Dataset items:
____
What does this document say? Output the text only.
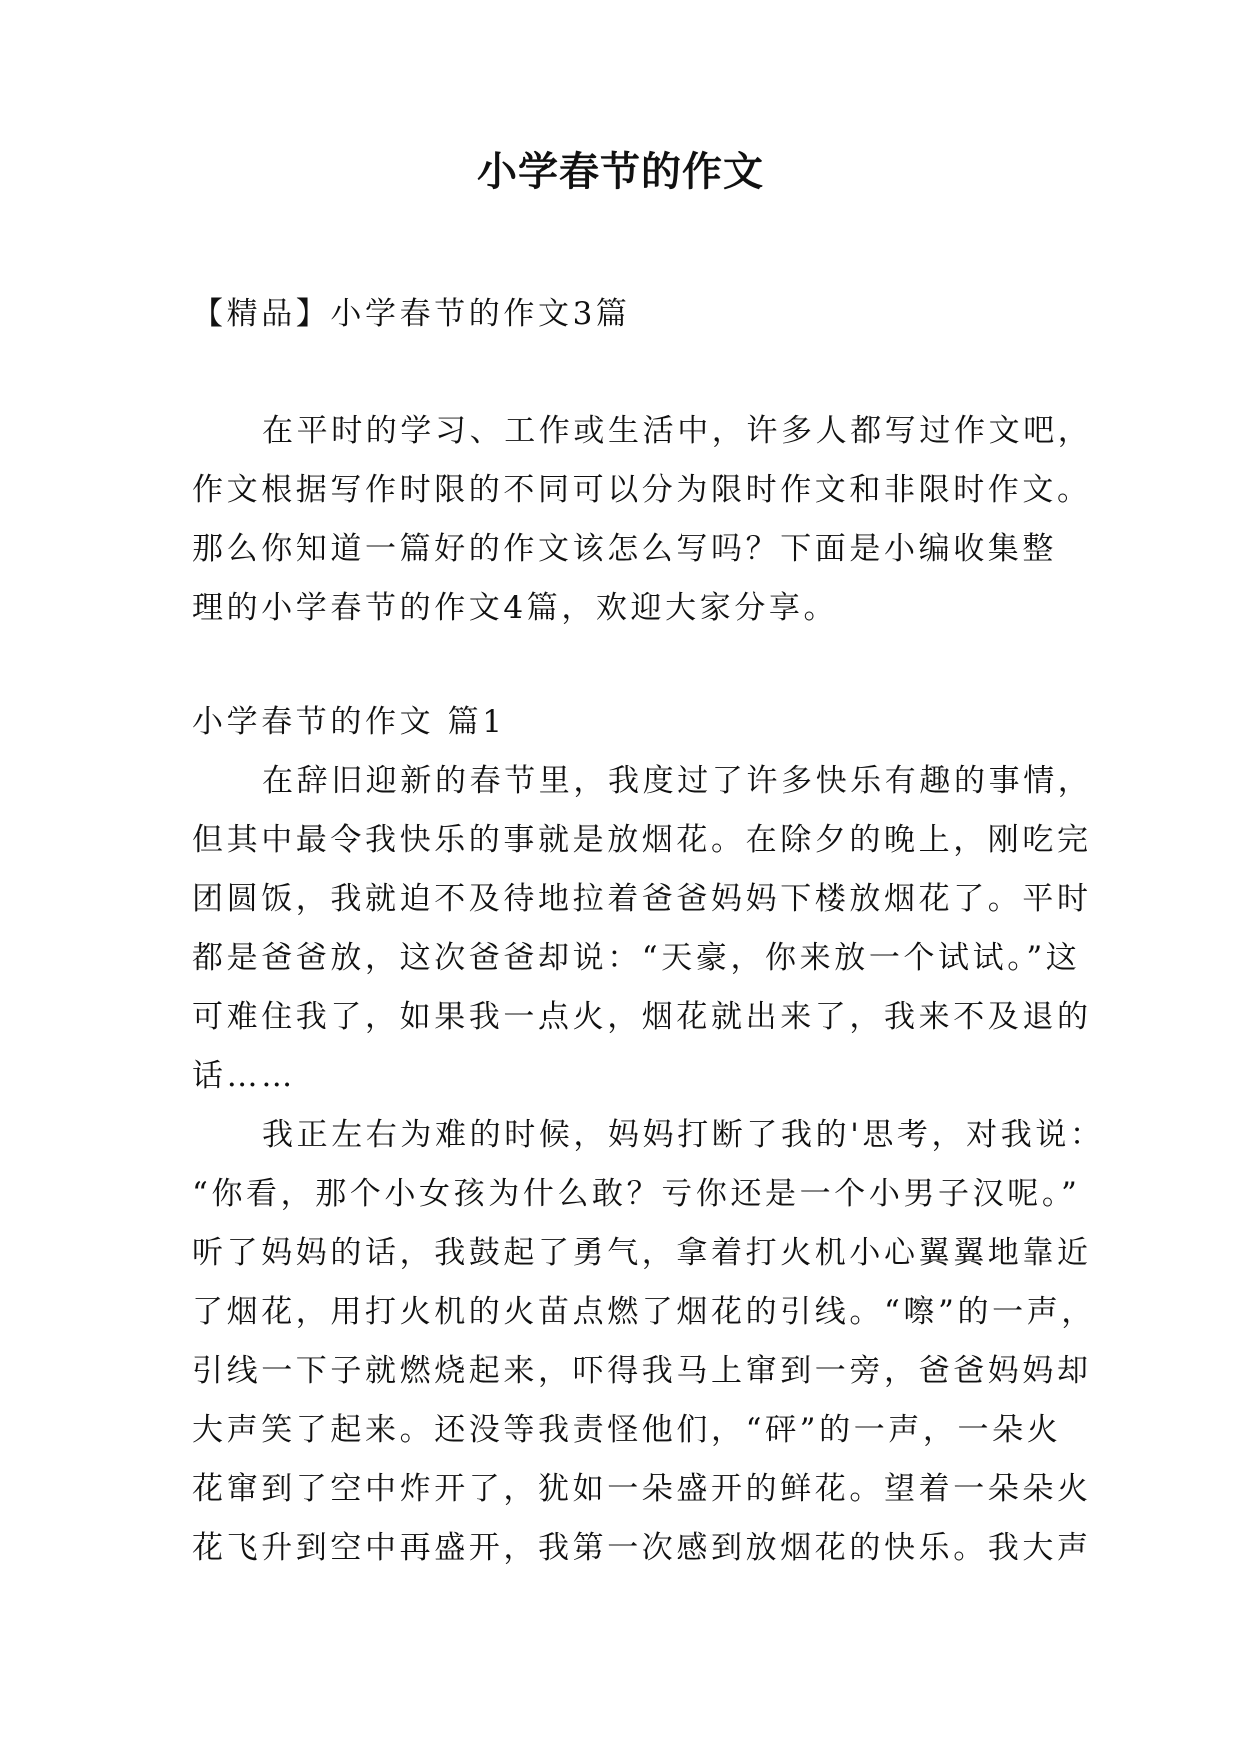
小学春节的作文

【精品】小学春节的作文3篇

在平时的学习、工作或生活中，许多人都写过作文吧，

作文根据写作时限的不同可以分为限时作文和非限时作文。

那么你知道一篇好的作文该怎么写吗？下面是小编收集整

理的小学春节的作文4篇，欢迎大家分享。

小学春节的作文 篇1

在辞旧迎新的春节里，我度过了许多快乐有趣的事情，

但其中最令我快乐的事就是放烟花。在除夕的晚上，刚吃完

团圆饭，我就迫不及待地拉着爸爸妈妈下楼放烟花了。平时

都是爸爸放，这次爸爸却说：“天豪，你来放一个试试。”这

可难住我了，如果我一点火，烟花就出来了，我来不及退的

话……

我正左右为难的时候，妈妈打断了我的'思考，对我说：

“你看，那个小女孩为什么敢？亏你还是一个小男子汉呢。”

听了妈妈的话，我鼓起了勇气，拿着打火机小心翼翼地靠近

了烟花，用打火机的火苗点燃了烟花的引线。“嚓”的一声，

引线一下子就燃烧起来，吓得我马上窜到一旁，爸爸妈妈却

大声笑了起来。还没等我责怪他们，“砰”的一声，一朵火

花窜到了空中炸开了，犹如一朵盛开的鲜花。望着一朵朵火

花飞升到空中再盛开，我第一次感到放烟花的快乐。我大声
____
Reproduce each line exactly, please, except for any pictures.

What does this document say? Output the text only.
小学春节的作文

【精品】小学春节的作文3篇

在平时的学习、工作或生活中，许多人都写过作文吧，

作文根据写作时限的不同可以分为限时作文和非限时作文。

那么你知道一篇好的作文该怎么写吗？下面是小编收集整

理的小学春节的作文4篇，欢迎大家分享。

小学春节的作文 篇1

在辞旧迎新的春节里，我度过了许多快乐有趣的事情，

但其中最令我快乐的事就是放烟花。在除夕的晚上，刚吃完

团圆饭，我就迫不及待地拉着爸爸妈妈下楼放烟花了。平时

都是爸爸放，这次爸爸却说：“天豪，你来放一个试试。”这

可难住我了，如果我一点火，烟花就出来了，我来不及退的

话……

我正左右为难的时候，妈妈打断了我的'思考，对我说：

“你看，那个小女孩为什么敢？亏你还是一个小男子汉呢。”

听了妈妈的话，我鼓起了勇气，拿着打火机小心翼翼地靠近

了烟花，用打火机的火苗点燃了烟花的引线。“嚓”的一声，

引线一下子就燃烧起来，吓得我马上窜到一旁，爸爸妈妈却

大声笑了起来。还没等我责怪他们，“砰”的一声，一朵火

花窜到了空中炸开了，犹如一朵盛开的鲜花。望着一朵朵火

花飞升到空中再盛开，我第一次感到放烟花的快乐。我大声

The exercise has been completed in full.